* **WHAT IS BEING ASKED**
Write each line out exactly, leaving none out.

* **DATA SUPPLIED**
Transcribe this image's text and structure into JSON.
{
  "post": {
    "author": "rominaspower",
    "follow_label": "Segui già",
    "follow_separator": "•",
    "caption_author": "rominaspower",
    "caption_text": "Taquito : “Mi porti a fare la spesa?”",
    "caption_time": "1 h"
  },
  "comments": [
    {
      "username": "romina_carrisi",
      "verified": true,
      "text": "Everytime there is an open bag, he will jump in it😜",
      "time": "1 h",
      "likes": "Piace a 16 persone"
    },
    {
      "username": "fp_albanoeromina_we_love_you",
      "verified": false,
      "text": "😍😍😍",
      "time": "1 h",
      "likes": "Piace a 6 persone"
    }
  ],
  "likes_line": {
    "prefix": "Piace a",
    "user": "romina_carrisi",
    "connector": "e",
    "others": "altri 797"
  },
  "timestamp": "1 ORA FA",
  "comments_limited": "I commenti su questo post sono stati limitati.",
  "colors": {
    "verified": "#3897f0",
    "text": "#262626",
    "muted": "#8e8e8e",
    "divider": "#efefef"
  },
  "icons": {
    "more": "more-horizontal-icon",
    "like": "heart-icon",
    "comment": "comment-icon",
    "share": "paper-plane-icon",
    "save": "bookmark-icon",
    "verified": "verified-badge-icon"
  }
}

* **COMPLETED TASK**
Transcribe this image's text and structure into JSON.
{
  "post": {
    "author": "rominaspower",
    "follow_label": "Segui già",
    "follow_separator": "•",
    "caption_author": "rominaspower",
    "caption_text": "Taquito : “Mi porti a fare la spesa?”",
    "caption_time": "1 h"
  },
  "comments": [
    {
      "username": "romina_carrisi",
      "verified": true,
      "text": "Everytime there is an open bag, he will jump in it😜",
      "time": "1 h",
      "likes": "Piace a 16 persone"
    },
    {
      "username": "fp_albanoeromina_we_love_you",
      "verified": false,
      "text": "😍😍😍",
      "time": "1 h",
      "likes": "Piace a 6 persone"
    }
  ],
  "likes_line": {
    "prefix": "Piace a",
    "user": "romina_carrisi",
    "connector": "e",
    "others": "altri 797"
  },
  "timestamp": "1 ORA FA",
  "comments_limited": "I commenti su questo post sono stati limitati.",
  "colors": {
    "verified": "#3897f0",
    "text": "#262626",
    "muted": "#8e8e8e",
    "divider": "#efefef"
  },
  "icons": {
    "more": "more-horizontal-icon",
    "like": "heart-icon",
    "comment": "comment-icon",
    "share": "paper-plane-icon",
    "save": "bookmark-icon",
    "verified": "verified-badge-icon"
  }
}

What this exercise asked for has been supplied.